§ TASK GOAL
Give only the number of lines in the records that include the string "spread".

___

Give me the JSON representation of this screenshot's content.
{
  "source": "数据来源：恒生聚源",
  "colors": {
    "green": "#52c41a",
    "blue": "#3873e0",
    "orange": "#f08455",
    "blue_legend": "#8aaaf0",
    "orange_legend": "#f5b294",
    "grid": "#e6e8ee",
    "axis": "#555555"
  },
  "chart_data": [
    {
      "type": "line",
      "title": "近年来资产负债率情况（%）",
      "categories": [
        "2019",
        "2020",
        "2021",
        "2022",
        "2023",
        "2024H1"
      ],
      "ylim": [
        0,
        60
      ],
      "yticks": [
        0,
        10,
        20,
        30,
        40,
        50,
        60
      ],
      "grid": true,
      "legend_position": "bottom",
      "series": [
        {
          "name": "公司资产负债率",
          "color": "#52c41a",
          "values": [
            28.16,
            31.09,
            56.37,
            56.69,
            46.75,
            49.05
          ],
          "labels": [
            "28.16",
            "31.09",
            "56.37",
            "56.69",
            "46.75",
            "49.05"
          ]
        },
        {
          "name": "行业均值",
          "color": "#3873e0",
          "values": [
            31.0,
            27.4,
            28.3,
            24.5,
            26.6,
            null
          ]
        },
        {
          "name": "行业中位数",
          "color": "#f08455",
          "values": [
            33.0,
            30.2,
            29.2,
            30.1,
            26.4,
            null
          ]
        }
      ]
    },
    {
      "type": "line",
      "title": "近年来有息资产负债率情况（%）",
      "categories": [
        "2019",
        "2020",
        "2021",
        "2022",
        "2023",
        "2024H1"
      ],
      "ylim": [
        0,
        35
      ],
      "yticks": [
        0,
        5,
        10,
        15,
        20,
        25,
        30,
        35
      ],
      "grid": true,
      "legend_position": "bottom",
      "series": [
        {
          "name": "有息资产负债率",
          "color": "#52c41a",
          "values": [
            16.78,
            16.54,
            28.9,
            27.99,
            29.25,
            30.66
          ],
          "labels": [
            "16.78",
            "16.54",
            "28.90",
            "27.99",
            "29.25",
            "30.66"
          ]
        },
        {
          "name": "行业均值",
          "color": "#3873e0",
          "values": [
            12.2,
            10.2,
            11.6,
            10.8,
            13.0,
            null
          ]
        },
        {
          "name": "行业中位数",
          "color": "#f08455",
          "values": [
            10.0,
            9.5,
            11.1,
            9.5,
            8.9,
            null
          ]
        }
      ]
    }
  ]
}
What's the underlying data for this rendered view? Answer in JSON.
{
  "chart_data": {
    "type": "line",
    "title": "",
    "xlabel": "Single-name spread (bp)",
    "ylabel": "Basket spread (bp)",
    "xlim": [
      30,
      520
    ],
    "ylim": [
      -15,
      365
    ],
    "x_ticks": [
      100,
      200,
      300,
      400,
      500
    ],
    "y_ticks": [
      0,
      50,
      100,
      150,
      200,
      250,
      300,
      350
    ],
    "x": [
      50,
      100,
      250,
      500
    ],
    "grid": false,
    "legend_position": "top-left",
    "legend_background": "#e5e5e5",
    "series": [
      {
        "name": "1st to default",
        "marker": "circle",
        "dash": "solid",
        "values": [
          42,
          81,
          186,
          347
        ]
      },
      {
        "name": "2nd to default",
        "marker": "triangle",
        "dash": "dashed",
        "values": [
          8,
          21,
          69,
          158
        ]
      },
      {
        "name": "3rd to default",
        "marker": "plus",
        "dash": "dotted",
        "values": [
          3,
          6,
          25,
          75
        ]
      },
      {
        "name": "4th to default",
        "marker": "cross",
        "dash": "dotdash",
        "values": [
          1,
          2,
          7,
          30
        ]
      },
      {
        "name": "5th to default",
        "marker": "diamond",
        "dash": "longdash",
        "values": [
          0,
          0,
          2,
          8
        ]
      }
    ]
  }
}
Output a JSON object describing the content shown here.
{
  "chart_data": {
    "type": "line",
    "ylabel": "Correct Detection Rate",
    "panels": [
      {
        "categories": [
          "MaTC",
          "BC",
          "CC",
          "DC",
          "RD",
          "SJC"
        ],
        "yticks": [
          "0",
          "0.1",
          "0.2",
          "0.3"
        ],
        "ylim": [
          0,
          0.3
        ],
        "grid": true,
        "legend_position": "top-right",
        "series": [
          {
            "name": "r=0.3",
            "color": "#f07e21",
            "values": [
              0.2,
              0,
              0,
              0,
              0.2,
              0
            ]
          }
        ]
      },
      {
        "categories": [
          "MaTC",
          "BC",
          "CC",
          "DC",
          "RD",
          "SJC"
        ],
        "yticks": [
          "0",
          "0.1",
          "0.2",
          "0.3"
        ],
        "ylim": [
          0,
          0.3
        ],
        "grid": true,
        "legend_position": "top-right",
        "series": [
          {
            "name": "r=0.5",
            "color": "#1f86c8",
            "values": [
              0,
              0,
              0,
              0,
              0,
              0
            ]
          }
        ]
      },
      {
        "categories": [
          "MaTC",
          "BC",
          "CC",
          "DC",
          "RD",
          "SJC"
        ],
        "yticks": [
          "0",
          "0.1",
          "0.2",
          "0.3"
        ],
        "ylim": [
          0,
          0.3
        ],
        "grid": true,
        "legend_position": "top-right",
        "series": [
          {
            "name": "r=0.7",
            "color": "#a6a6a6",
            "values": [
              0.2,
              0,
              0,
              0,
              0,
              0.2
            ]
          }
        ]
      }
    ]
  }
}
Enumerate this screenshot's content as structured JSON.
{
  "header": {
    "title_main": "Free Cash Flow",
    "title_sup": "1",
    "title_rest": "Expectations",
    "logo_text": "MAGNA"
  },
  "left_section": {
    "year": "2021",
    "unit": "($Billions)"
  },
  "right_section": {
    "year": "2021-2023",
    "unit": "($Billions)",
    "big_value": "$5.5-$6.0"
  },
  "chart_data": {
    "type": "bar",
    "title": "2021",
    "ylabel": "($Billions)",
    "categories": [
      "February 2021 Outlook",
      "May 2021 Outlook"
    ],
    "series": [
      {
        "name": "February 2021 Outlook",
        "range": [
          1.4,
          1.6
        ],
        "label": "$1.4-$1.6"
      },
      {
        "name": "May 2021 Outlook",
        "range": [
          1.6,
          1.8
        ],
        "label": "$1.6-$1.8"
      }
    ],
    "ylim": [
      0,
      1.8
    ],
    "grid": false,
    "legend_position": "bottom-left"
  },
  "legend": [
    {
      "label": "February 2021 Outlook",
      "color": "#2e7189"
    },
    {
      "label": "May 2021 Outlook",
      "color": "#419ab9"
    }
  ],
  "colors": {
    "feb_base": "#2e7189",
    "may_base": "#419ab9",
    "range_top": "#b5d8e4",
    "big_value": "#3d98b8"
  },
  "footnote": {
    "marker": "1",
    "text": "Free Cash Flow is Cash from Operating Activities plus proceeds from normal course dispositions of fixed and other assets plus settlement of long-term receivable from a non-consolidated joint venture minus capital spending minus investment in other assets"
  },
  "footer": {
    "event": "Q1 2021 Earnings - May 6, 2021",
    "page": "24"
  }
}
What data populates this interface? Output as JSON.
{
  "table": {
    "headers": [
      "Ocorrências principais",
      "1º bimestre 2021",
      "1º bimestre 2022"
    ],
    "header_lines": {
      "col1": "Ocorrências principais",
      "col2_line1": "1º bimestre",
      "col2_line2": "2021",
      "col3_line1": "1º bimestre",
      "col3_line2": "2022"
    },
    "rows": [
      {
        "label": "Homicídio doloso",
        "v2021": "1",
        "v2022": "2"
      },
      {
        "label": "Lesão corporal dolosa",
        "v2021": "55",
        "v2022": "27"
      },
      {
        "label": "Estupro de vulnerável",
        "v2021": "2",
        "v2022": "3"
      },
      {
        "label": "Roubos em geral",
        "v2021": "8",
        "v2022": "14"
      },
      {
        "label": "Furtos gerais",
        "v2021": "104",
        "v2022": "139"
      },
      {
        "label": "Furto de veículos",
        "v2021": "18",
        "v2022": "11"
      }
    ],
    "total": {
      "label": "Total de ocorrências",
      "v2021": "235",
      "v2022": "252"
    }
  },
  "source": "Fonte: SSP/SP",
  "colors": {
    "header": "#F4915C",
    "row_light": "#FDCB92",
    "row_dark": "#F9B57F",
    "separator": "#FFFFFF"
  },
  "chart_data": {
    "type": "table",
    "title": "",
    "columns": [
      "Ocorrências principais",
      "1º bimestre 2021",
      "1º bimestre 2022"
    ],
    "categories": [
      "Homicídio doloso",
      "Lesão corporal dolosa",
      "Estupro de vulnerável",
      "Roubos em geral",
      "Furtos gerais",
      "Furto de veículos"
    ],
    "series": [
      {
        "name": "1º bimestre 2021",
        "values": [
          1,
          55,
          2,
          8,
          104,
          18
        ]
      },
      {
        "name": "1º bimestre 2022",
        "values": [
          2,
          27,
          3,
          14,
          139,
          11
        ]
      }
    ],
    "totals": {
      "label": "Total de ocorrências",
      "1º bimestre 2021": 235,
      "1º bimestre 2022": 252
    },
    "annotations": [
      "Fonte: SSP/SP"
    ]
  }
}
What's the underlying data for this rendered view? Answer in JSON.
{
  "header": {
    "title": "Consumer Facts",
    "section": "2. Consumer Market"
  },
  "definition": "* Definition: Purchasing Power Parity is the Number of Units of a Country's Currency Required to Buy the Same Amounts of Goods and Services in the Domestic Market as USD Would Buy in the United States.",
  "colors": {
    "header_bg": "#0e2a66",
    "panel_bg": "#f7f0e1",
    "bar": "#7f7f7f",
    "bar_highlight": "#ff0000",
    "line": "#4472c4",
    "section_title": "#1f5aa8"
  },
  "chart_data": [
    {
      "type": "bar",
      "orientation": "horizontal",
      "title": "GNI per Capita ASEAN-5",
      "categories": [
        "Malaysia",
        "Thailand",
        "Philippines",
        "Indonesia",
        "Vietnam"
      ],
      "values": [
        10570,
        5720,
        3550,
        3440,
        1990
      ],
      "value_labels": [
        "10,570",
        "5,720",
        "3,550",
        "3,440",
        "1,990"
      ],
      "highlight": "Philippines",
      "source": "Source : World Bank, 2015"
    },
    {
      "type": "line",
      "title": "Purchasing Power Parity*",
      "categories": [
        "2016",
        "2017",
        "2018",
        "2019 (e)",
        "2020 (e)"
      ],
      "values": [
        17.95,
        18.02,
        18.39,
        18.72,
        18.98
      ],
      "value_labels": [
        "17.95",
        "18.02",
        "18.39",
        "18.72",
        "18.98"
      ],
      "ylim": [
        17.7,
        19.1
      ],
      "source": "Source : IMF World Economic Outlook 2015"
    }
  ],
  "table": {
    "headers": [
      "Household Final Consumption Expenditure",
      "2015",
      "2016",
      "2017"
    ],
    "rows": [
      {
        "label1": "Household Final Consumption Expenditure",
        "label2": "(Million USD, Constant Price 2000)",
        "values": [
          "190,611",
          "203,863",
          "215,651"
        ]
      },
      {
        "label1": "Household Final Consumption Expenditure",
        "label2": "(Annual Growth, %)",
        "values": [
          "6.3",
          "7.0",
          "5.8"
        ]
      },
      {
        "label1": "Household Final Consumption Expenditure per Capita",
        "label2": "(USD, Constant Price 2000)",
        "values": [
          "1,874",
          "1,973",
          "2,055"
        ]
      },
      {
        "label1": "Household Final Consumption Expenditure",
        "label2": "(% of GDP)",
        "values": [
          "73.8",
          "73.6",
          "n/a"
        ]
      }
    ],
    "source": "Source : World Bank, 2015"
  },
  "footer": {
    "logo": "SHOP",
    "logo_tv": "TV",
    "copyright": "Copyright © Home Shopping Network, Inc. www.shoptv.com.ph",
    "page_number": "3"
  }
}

___

§ SOLUTION
2